**SUPPLIED RECORDS**

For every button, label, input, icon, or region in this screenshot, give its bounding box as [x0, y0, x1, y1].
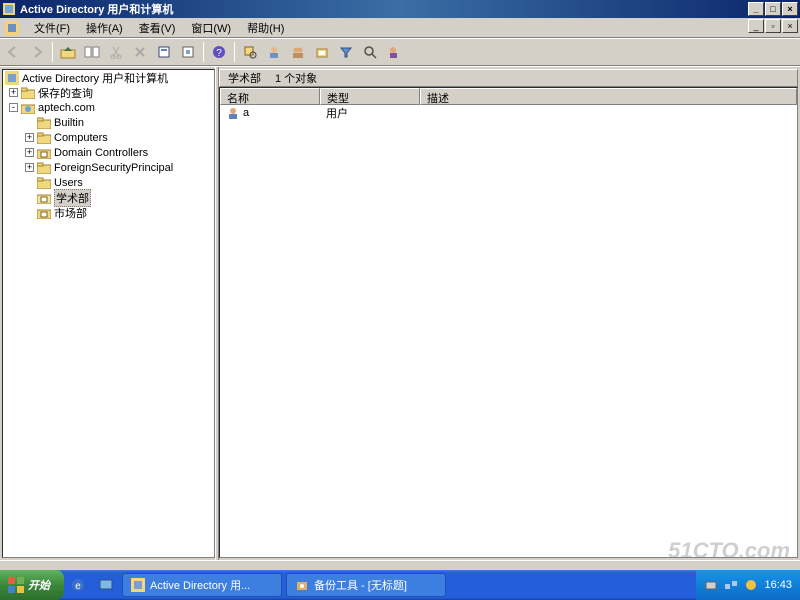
- new-group-button[interactable]: [287, 41, 309, 63]
- tree-node-builtin[interactable]: Builtin: [3, 115, 214, 130]
- child-restore-button[interactable]: ▫: [765, 19, 781, 33]
- close-button[interactable]: ×: [782, 2, 798, 16]
- tree-node-domain[interactable]: - aptech.com: [3, 100, 214, 115]
- quicklaunch-desktop[interactable]: [94, 573, 118, 597]
- windows-logo-icon: [8, 577, 24, 593]
- app-icon: [2, 2, 16, 16]
- tree-node-computers[interactable]: + Computers: [3, 130, 214, 145]
- refresh-button[interactable]: [177, 41, 199, 63]
- new-user-button[interactable]: [263, 41, 285, 63]
- content-pane: 学术部 1 个对象 名称 类型 描述 a 用户: [219, 69, 798, 558]
- list-item[interactable]: a 用户: [220, 105, 797, 121]
- list-view[interactable]: 名称 类型 描述 a 用户: [219, 87, 798, 558]
- ou-open-icon: [37, 191, 51, 205]
- mmc-icon: [4, 20, 20, 36]
- child-close-button[interactable]: ×: [782, 19, 798, 33]
- folder-icon: [37, 161, 51, 175]
- app-icon: [131, 578, 145, 592]
- help-button[interactable]: ?: [208, 41, 230, 63]
- domain-icon: [21, 101, 35, 115]
- column-desc[interactable]: 描述: [420, 88, 797, 105]
- start-button[interactable]: 开始: [0, 570, 64, 600]
- delete-button[interactable]: [129, 41, 151, 63]
- list-header: 名称 类型 描述: [220, 88, 797, 105]
- item-type: 用户: [320, 105, 420, 121]
- new-ou-button[interactable]: [311, 41, 333, 63]
- forward-button[interactable]: [26, 41, 48, 63]
- item-name: a: [243, 107, 249, 119]
- menu-window[interactable]: 窗口(W): [183, 18, 239, 38]
- taskbar-item-ad[interactable]: Active Directory 用...: [122, 573, 282, 597]
- tree-node-dc[interactable]: + Domain Controllers: [3, 145, 214, 160]
- menu-bar: 文件(F) 操作(A) 查看(V) 窗口(W) 帮助(H) _ ▫ ×: [0, 18, 800, 38]
- minimize-button[interactable]: _: [748, 2, 764, 16]
- taskbar-item-backup[interactable]: 备份工具 - [无标题]: [286, 573, 446, 597]
- tree-node-shichangbu[interactable]: 市场部: [3, 205, 214, 220]
- window-titlebar: Active Directory 用户和计算机 _ □ ×: [0, 0, 800, 18]
- back-button[interactable]: [2, 41, 24, 63]
- ad-root-icon: [5, 71, 19, 85]
- tree-pane[interactable]: Active Directory 用户和计算机 + 保存的查询 - aptech…: [2, 69, 215, 558]
- find-objects-button[interactable]: [359, 41, 381, 63]
- svg-text:e: e: [75, 581, 81, 592]
- tray-network-icon[interactable]: [724, 578, 738, 592]
- tray-icon[interactable]: [704, 578, 718, 592]
- child-minimize-button[interactable]: _: [748, 19, 764, 33]
- tree-root[interactable]: Active Directory 用户和计算机: [3, 70, 214, 85]
- user-icon: [226, 106, 240, 120]
- menu-file[interactable]: 文件(F): [26, 18, 78, 38]
- menu-action[interactable]: 操作(A): [78, 18, 131, 38]
- ou-icon: [37, 206, 51, 220]
- taskbar: 开始 e Active Directory 用... 备份工具 - [无标题] …: [0, 570, 800, 600]
- filter-button[interactable]: [335, 41, 357, 63]
- quicklaunch-ie[interactable]: e: [66, 573, 90, 597]
- window-title: Active Directory 用户和计算机: [20, 1, 748, 17]
- up-button[interactable]: [57, 41, 79, 63]
- show-hide-button[interactable]: [81, 41, 103, 63]
- column-name[interactable]: 名称: [220, 88, 320, 105]
- toolbar: ?: [0, 38, 800, 66]
- tree-node-users[interactable]: Users: [3, 175, 214, 190]
- folder-icon: [37, 116, 51, 130]
- maximize-button[interactable]: □: [765, 2, 781, 16]
- watermark-text: 51CTO.com: [668, 538, 790, 564]
- tree-node-xueshubu[interactable]: 学术部: [3, 190, 214, 205]
- content-header: 学术部 1 个对象: [219, 69, 798, 87]
- tray-volume-icon[interactable]: [744, 578, 758, 592]
- clock[interactable]: 16:43: [764, 579, 792, 591]
- system-tray[interactable]: 16:43: [696, 570, 800, 600]
- tree-node-fsp[interactable]: + ForeignSecurityPrincipal: [3, 160, 214, 175]
- expander-icon[interactable]: +: [25, 163, 34, 172]
- find-button[interactable]: [239, 41, 261, 63]
- menu-help[interactable]: 帮助(H): [239, 18, 292, 38]
- ou-name-label: 学术部: [228, 70, 261, 86]
- expander-icon[interactable]: +: [9, 88, 18, 97]
- object-count-label: 1 个对象: [275, 70, 317, 86]
- properties-button[interactable]: [153, 41, 175, 63]
- svg-text:?: ?: [216, 48, 222, 59]
- menu-view[interactable]: 查看(V): [131, 18, 184, 38]
- add-member-button[interactable]: [383, 41, 405, 63]
- expander-icon[interactable]: +: [25, 133, 34, 142]
- folder-icon: [21, 86, 35, 100]
- folder-icon: [37, 176, 51, 190]
- cut-button[interactable]: [105, 41, 127, 63]
- backup-icon: [295, 578, 309, 592]
- folder-icon: [37, 131, 51, 145]
- workspace: Active Directory 用户和计算机 + 保存的查询 - aptech…: [0, 66, 800, 560]
- column-type[interactable]: 类型: [320, 88, 420, 105]
- expander-icon[interactable]: +: [25, 148, 34, 157]
- expander-icon[interactable]: -: [9, 103, 18, 112]
- ou-icon: [37, 146, 51, 160]
- tree-node-saved-queries[interactable]: + 保存的查询: [3, 85, 214, 100]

**TO DO**
Copy the lines of the records above word for word, from the line with "- new-group-button[interactable]: [287, 41, 309, 63]" to the line with "- list-view[interactable]: 名称", including both of those lines.

**WRITTEN ANSWER**
- new-group-button[interactable]: [287, 41, 309, 63]
- tree-node-builtin[interactable]: Builtin: [3, 115, 214, 130]
- child-restore-button[interactable]: ▫: [765, 19, 781, 33]
- close-button[interactable]: ×: [782, 2, 798, 16]
- tree-node-domain[interactable]: - aptech.com: [3, 100, 214, 115]
- quicklaunch-desktop[interactable]: [94, 573, 118, 597]
- windows-logo-icon: [8, 577, 24, 593]
- app-icon: [2, 2, 16, 16]
- tree-node-computers[interactable]: + Computers: [3, 130, 214, 145]
- refresh-button[interactable]: [177, 41, 199, 63]
- new-user-button[interactable]: [263, 41, 285, 63]
- content-pane: 学术部 1 个对象 名称 类型 描述 a 用户: [219, 69, 798, 558]
- list-item[interactable]: a 用户: [220, 105, 797, 121]
- list-view[interactable]: 名称 类型 描述 a 用户: [219, 87, 798, 558]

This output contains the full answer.